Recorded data
Start

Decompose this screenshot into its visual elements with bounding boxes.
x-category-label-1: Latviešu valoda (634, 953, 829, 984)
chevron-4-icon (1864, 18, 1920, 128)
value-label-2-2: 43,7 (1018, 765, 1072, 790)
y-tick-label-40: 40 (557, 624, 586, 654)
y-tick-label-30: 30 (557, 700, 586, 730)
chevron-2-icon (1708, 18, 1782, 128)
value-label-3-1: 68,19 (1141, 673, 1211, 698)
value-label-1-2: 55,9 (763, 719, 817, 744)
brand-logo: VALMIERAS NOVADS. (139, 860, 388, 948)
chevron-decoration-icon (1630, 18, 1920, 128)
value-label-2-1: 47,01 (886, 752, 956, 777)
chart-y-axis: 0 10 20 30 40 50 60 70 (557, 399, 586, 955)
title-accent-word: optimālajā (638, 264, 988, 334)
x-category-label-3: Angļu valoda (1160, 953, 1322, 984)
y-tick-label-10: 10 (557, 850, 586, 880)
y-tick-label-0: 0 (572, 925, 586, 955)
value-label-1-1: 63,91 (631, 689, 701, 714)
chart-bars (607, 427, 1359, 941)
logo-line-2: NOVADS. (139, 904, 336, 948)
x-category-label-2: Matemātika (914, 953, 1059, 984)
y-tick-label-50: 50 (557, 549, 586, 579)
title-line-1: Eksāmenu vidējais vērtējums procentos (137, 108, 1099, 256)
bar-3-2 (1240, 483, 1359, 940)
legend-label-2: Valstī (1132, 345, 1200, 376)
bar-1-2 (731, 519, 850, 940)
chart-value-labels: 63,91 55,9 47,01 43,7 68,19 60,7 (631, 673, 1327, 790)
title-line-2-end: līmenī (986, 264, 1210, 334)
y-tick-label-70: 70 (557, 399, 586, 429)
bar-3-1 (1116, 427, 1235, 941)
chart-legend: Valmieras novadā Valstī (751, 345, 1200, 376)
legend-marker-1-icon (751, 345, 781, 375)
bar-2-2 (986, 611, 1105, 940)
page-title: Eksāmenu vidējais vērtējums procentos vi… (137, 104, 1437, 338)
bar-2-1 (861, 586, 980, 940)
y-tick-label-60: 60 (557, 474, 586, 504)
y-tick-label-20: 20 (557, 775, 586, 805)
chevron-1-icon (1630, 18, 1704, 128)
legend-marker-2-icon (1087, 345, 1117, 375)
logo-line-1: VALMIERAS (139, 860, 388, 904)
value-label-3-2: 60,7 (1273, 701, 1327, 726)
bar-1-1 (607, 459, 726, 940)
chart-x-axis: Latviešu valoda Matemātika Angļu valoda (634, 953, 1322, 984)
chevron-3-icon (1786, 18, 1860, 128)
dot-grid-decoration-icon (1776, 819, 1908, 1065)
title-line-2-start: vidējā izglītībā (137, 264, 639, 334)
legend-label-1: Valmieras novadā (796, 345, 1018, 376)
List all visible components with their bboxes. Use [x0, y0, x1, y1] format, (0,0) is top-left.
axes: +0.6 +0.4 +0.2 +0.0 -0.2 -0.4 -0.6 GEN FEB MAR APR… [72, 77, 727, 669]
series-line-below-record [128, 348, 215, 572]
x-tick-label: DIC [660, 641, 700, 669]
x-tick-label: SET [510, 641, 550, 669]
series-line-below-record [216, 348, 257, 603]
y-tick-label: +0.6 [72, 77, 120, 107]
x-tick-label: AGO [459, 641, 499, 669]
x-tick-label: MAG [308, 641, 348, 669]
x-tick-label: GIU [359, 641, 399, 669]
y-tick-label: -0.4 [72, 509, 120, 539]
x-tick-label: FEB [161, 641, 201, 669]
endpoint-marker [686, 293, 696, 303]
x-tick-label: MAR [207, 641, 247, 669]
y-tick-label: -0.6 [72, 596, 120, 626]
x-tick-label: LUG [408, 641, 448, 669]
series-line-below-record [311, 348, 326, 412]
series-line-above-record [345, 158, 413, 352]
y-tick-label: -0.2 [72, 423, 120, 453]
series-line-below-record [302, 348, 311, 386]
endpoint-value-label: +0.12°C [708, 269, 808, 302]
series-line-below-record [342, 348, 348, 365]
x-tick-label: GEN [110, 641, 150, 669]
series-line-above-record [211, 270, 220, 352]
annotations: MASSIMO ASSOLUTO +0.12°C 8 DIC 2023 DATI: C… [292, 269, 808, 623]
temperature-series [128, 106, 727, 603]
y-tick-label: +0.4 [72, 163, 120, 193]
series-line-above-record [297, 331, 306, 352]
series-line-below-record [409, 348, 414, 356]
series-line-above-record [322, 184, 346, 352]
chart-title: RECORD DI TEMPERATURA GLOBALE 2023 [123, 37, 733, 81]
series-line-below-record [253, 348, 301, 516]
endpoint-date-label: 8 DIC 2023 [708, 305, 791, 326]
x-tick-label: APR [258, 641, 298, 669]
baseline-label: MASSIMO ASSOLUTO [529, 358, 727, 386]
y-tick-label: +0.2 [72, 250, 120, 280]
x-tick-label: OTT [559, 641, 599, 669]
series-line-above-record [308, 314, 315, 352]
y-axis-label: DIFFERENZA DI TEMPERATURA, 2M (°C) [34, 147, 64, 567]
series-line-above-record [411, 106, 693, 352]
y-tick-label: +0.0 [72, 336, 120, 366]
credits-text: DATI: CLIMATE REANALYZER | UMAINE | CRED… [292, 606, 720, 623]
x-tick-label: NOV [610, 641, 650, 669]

End

Given request:
Retype every line of the data above without changing anything.

Result of this exercise:
Decompose this screenshot into its visual elements with bounding boxes.
x-category-label-1: Latviešu valoda (634, 953, 829, 984)
chevron-4-icon (1864, 18, 1920, 128)
value-label-2-2: 43,7 (1018, 765, 1072, 790)
y-tick-label-40: 40 (557, 624, 586, 654)
y-tick-label-30: 30 (557, 700, 586, 730)
chevron-2-icon (1708, 18, 1782, 128)
value-label-3-1: 68,19 (1141, 673, 1211, 698)
value-label-1-2: 55,9 (763, 719, 817, 744)
brand-logo: VALMIERAS NOVADS. (139, 860, 388, 948)
chevron-decoration-icon (1630, 18, 1920, 128)
value-label-2-1: 47,01 (886, 752, 956, 777)
chart-y-axis: 0 10 20 30 40 50 60 70 (557, 399, 586, 955)
title-accent-word: optimālajā (638, 264, 988, 334)
x-category-label-3: Angļu valoda (1160, 953, 1322, 984)
y-tick-label-10: 10 (557, 850, 586, 880)
y-tick-label-0: 0 (572, 925, 586, 955)
value-label-1-1: 63,91 (631, 689, 701, 714)
chart-bars (607, 427, 1359, 941)
logo-line-2: NOVADS. (139, 904, 336, 948)
x-category-label-2: Matemātika (914, 953, 1059, 984)
y-tick-label-50: 50 (557, 549, 586, 579)
title-line-1: Eksāmenu vidējais vērtējums procentos (137, 108, 1099, 256)
bar-3-2 (1240, 483, 1359, 940)
legend-label-2: Valstī (1132, 345, 1200, 376)
bar-1-2 (731, 519, 850, 940)
chart-value-labels: 63,91 55,9 47,01 43,7 68,19 60,7 (631, 673, 1327, 790)
title-line-2-end: līmenī (986, 264, 1210, 334)
y-tick-label-70: 70 (557, 399, 586, 429)
bar-3-1 (1116, 427, 1235, 941)
chart-legend: Valmieras novadā Valstī (751, 345, 1200, 376)
legend-marker-1-icon (751, 345, 781, 375)
bar-2-2 (986, 611, 1105, 940)
page-title: Eksāmenu vidējais vērtējums procentos vi… (137, 104, 1437, 338)
bar-2-1 (861, 586, 980, 940)
y-tick-label-60: 60 (557, 474, 586, 504)
y-tick-label-20: 20 (557, 775, 586, 805)
chevron-1-icon (1630, 18, 1704, 128)
legend-marker-2-icon (1087, 345, 1117, 375)
logo-line-1: VALMIERAS (139, 860, 388, 904)
value-label-3-2: 60,7 (1273, 701, 1327, 726)
bar-1-1 (607, 459, 726, 940)
chart-x-axis: Latviešu valoda Matemātika Angļu valoda (634, 953, 1322, 984)
chevron-3-icon (1786, 18, 1860, 128)
dot-grid-decoration-icon (1776, 819, 1908, 1065)
title-line-2-start: vidējā izglītībā (137, 264, 639, 334)
legend-label-1: Valmieras novadā (796, 345, 1018, 376)
List all visible components with their bboxes. Use [x0, y0, x1, y1] format, (0,0) is top-left.
axes: +0.6 +0.4 +0.2 +0.0 -0.2 -0.4 -0.6 GEN FEB MAR APR… [72, 77, 727, 669]
series-line-below-record [128, 348, 215, 572]
x-tick-label: DIC [660, 641, 700, 669]
x-tick-label: SET [510, 641, 550, 669]
series-line-below-record [216, 348, 257, 603]
y-tick-label: +0.6 [72, 77, 120, 107]
x-tick-label: AGO [459, 641, 499, 669]
x-tick-label: MAG [308, 641, 348, 669]
x-tick-label: GIU [359, 641, 399, 669]
y-tick-label: -0.4 [72, 509, 120, 539]
x-tick-label: FEB [161, 641, 201, 669]
endpoint-marker [686, 293, 696, 303]
x-tick-label: MAR [207, 641, 247, 669]
y-tick-label: -0.6 [72, 596, 120, 626]
x-tick-label: LUG [408, 641, 448, 669]
series-line-below-record [311, 348, 326, 412]
series-line-above-record [345, 158, 413, 352]
y-tick-label: -0.2 [72, 423, 120, 453]
series-line-below-record [302, 348, 311, 386]
endpoint-value-label: +0.12°C [708, 269, 808, 302]
series-line-below-record [342, 348, 348, 365]
x-tick-label: GEN [110, 641, 150, 669]
series-line-above-record [211, 270, 220, 352]
annotations: MASSIMO ASSOLUTO +0.12°C 8 DIC 2023 DATI: C… [292, 269, 808, 623]
temperature-series [128, 106, 727, 603]
y-tick-label: +0.4 [72, 163, 120, 193]
series-line-above-record [297, 331, 306, 352]
series-line-below-record [409, 348, 414, 356]
series-line-above-record [322, 184, 346, 352]
chart-title: RECORD DI TEMPERATURA GLOBALE 2023 [123, 37, 733, 81]
series-line-below-record [253, 348, 301, 516]
endpoint-date-label: 8 DIC 2023 [708, 305, 791, 326]
x-tick-label: APR [258, 641, 298, 669]
baseline-label: MASSIMO ASSOLUTO [529, 358, 727, 386]
y-tick-label: +0.2 [72, 250, 120, 280]
x-tick-label: OTT [559, 641, 599, 669]
series-line-above-record [308, 314, 315, 352]
y-axis-label: DIFFERENZA DI TEMPERATURA, 2M (°C) [34, 147, 64, 567]
series-line-above-record [411, 106, 693, 352]
y-tick-label: +0.0 [72, 336, 120, 366]
credits-text: DATI: CLIMATE REANALYZER | UMAINE | CRED… [292, 606, 720, 623]
x-tick-label: NOV [610, 641, 650, 669]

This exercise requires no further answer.